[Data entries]
::::::::::
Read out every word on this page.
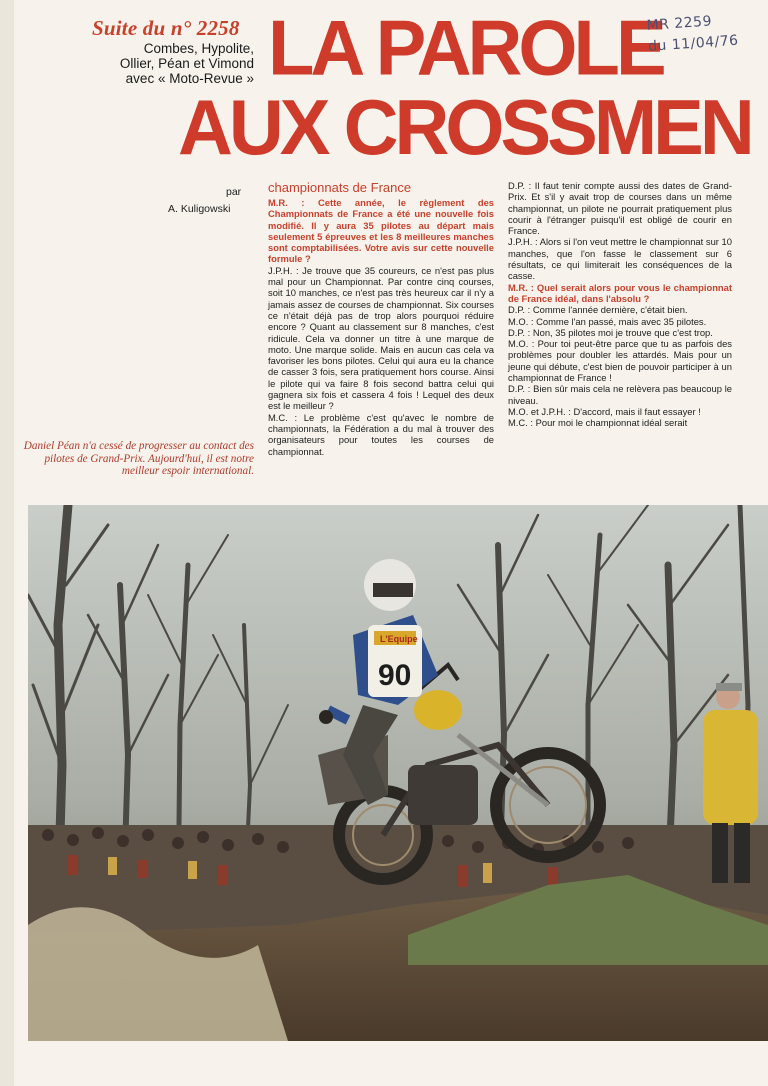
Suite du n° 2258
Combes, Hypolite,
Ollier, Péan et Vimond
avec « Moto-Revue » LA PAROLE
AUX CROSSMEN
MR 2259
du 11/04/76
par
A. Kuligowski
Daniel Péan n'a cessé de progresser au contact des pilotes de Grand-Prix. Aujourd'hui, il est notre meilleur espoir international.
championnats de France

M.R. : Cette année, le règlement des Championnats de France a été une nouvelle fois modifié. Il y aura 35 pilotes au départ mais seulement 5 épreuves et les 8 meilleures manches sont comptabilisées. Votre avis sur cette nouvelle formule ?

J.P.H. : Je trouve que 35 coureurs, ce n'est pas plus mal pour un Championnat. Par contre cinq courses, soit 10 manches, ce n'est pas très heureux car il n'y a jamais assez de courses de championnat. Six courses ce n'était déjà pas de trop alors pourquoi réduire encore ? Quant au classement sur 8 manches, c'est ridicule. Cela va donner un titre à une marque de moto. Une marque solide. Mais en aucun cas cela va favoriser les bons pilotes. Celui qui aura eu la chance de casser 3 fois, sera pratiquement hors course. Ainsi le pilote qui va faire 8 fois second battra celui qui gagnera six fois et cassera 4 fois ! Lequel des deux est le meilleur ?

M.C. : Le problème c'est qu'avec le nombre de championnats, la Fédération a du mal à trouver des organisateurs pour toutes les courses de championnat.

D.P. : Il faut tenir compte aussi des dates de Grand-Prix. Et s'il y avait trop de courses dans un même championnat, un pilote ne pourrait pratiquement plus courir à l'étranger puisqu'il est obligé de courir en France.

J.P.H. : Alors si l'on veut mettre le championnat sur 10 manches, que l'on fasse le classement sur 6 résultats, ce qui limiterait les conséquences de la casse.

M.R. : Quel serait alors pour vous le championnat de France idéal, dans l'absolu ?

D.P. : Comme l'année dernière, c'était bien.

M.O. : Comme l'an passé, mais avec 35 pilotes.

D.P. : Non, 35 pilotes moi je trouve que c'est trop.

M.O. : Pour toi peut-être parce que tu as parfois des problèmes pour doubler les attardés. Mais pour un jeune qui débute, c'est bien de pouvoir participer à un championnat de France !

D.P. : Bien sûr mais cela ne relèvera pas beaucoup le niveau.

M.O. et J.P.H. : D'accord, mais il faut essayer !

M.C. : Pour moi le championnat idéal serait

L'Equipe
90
::::::::::
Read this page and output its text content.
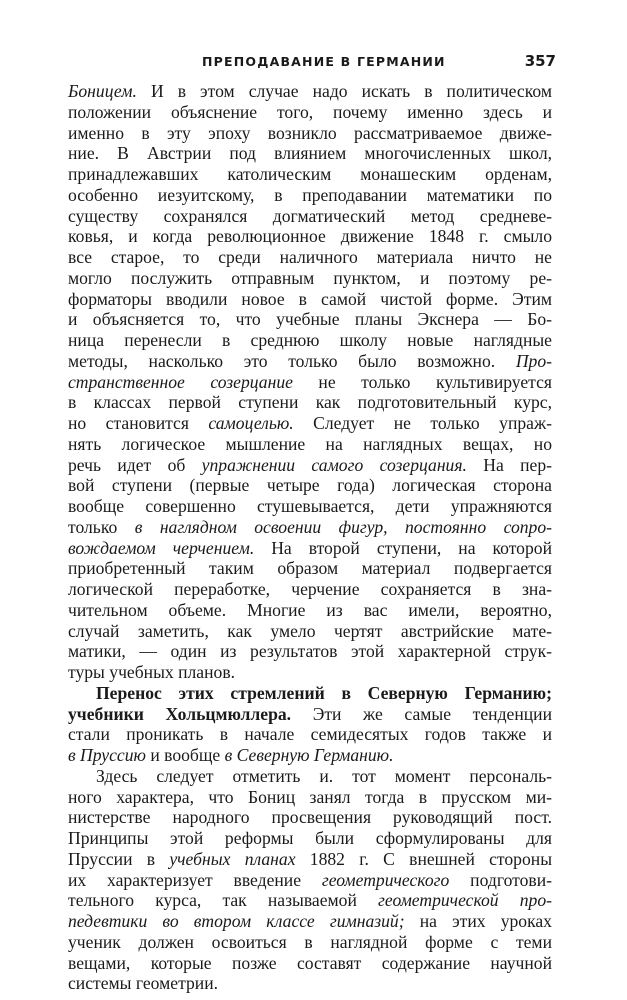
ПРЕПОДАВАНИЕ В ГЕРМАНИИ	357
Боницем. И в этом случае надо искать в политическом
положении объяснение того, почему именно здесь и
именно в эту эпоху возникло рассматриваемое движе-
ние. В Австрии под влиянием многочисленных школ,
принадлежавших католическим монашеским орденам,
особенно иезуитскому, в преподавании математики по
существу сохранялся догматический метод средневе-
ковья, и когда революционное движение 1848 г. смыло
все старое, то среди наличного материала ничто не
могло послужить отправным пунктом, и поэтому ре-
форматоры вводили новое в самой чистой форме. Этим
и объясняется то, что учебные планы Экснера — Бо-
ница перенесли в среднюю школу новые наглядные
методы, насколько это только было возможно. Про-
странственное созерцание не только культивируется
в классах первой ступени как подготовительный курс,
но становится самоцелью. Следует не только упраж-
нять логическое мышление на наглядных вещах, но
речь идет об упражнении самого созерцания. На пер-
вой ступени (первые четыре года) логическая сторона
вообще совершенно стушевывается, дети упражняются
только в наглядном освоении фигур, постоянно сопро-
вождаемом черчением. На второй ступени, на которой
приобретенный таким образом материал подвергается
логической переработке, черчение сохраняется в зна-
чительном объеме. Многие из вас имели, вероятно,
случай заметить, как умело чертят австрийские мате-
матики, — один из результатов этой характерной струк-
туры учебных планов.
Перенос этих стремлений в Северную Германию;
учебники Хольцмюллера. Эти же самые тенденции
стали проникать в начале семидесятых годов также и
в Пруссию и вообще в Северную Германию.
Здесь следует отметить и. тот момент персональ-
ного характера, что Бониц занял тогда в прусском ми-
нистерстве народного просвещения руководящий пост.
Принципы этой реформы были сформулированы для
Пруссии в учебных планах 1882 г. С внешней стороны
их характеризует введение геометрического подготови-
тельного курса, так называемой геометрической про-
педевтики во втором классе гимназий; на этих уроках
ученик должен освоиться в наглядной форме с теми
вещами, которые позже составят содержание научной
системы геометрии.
::::::::::
**What is being asked:**
Your task is to gather all lines from the entries above that hold the word "Prix".

**Task response:**
Daniel Péan n'a cessé de progresser au contact des pilotes de Grand-Prix. Aujourd'hui, il est notre meilleur espoir international.
D.P. : Il faut tenir compte aussi des dates de Grand-Prix. Et s'il y avait trop de courses dans un même championnat, un pilote ne pourrait pratiquement plus courir à l'étranger puisqu'il est obligé de courir en France.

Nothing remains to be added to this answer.